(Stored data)
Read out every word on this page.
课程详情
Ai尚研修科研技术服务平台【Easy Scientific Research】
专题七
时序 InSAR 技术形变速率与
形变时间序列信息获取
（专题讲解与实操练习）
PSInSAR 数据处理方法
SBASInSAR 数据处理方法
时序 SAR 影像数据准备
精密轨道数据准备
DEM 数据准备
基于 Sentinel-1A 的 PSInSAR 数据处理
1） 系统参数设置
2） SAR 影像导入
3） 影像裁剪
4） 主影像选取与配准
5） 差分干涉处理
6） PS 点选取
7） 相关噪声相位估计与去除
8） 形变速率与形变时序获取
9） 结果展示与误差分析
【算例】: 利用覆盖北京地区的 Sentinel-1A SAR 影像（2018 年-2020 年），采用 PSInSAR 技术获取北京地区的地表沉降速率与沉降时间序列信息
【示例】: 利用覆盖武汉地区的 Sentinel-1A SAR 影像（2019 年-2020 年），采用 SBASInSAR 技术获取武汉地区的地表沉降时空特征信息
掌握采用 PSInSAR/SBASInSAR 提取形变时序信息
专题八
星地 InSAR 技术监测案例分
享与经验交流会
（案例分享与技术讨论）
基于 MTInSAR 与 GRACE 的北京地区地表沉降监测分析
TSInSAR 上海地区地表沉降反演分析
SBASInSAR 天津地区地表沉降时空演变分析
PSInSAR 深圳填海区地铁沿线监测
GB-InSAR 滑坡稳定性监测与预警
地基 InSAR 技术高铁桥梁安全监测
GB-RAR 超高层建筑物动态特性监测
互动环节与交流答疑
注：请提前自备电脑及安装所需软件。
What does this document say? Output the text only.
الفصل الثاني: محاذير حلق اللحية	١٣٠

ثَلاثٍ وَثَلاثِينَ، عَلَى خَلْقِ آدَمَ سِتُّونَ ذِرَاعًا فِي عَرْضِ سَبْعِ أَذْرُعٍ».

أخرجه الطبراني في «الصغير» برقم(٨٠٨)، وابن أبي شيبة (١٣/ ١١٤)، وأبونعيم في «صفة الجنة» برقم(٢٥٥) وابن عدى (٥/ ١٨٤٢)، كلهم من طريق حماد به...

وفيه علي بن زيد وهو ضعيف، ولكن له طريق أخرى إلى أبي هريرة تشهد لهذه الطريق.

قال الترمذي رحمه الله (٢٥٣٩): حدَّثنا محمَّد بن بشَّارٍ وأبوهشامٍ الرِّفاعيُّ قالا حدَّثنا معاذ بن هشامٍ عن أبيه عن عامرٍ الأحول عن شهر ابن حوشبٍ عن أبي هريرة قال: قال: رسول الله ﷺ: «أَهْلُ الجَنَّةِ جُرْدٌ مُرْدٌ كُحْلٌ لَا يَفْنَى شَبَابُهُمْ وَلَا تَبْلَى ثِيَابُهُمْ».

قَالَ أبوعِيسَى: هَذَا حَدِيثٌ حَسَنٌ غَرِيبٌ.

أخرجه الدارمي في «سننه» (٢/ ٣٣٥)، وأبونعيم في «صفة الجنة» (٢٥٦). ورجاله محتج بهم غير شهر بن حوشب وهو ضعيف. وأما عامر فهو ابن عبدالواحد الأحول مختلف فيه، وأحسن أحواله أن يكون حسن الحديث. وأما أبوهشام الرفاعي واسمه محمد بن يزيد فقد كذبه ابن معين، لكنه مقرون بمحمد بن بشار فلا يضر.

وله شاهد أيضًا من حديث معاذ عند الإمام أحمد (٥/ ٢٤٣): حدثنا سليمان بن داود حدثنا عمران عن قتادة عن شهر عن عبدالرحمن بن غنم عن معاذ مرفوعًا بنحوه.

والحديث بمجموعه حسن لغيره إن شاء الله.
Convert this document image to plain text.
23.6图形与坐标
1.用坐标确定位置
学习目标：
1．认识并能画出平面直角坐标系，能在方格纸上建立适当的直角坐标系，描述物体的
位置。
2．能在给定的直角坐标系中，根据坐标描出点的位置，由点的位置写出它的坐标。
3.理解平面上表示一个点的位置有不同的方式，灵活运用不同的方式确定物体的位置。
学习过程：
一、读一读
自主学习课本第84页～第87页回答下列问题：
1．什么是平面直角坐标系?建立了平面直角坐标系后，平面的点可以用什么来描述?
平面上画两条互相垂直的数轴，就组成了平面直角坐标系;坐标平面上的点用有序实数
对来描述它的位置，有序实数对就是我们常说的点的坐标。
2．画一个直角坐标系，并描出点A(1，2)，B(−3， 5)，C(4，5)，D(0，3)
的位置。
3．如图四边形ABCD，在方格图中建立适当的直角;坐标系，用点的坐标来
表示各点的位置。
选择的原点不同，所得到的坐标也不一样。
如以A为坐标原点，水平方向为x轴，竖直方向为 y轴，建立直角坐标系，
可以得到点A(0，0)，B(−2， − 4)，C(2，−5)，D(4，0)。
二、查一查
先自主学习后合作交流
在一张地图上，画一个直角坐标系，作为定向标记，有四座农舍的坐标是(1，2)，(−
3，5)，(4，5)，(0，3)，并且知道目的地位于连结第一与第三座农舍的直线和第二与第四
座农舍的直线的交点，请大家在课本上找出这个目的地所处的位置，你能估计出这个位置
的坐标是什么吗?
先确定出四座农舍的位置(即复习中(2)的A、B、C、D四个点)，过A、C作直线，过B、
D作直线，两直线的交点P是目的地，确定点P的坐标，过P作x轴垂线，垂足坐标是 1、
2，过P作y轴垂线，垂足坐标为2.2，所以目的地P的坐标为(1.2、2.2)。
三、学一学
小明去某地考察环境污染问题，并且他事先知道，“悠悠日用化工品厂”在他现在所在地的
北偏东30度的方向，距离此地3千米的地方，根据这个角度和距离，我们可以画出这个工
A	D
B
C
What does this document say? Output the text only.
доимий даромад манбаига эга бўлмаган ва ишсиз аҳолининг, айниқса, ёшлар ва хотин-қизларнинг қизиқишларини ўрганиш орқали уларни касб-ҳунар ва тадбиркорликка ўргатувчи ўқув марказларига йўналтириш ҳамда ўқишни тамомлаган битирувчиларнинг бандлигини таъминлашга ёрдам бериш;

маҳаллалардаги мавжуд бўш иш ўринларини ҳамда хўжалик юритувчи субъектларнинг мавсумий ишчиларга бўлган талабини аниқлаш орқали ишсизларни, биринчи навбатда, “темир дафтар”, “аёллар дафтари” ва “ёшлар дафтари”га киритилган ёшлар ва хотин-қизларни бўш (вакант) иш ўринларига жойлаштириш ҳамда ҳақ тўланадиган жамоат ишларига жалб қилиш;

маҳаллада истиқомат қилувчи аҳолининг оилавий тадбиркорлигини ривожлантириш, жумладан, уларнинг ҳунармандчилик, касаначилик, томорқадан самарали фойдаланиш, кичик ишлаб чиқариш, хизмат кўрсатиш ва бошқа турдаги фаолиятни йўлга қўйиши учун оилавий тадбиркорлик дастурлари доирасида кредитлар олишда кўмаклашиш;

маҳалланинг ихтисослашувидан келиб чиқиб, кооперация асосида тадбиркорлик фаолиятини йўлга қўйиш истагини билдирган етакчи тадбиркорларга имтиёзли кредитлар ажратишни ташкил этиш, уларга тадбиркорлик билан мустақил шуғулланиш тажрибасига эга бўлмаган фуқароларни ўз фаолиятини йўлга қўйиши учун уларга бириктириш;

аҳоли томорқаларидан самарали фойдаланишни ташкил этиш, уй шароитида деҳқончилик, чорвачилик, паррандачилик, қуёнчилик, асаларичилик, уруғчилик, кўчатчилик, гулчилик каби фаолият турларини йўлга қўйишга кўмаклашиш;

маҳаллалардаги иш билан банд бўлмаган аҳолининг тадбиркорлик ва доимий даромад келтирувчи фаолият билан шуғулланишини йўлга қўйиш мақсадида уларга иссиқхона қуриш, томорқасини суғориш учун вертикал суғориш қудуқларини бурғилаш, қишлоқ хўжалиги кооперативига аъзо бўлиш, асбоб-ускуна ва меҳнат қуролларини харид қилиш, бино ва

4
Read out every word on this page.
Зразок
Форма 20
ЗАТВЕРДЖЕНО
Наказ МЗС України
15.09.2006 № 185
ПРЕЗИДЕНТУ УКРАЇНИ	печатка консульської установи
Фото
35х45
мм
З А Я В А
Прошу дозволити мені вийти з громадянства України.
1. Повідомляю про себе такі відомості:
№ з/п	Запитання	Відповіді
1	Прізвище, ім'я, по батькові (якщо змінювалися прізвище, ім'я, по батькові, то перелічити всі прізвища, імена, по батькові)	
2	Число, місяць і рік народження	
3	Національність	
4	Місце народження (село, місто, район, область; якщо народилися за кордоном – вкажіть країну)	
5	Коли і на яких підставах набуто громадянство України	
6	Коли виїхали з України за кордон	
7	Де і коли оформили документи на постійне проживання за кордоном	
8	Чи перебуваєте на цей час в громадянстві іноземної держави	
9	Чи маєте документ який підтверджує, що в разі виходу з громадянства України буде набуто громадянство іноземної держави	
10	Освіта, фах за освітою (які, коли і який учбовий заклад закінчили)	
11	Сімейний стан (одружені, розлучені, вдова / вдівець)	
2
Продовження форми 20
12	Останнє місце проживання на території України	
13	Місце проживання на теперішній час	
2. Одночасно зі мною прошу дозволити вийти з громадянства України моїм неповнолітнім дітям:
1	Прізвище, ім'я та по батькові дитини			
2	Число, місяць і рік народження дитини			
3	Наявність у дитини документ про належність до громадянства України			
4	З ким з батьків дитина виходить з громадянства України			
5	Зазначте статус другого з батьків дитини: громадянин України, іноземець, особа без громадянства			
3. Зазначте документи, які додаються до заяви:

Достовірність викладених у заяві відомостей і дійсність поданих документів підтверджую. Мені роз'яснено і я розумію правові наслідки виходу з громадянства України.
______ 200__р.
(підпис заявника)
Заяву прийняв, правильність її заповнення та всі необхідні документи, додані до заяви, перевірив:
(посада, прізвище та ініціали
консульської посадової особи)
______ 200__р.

### What you will do
Among the records above, find each line holding the string "якщо" and pull it out.

### Final result
1	Прізвище, ім'я, по батькові (якщо змінювалися прізвище, ім'я, по батькові, то перелічити всі прізвища, імена, по батькові)	
4	Місце народження (село, місто, район, область; якщо народилися за кордоном – вкажіть країну)	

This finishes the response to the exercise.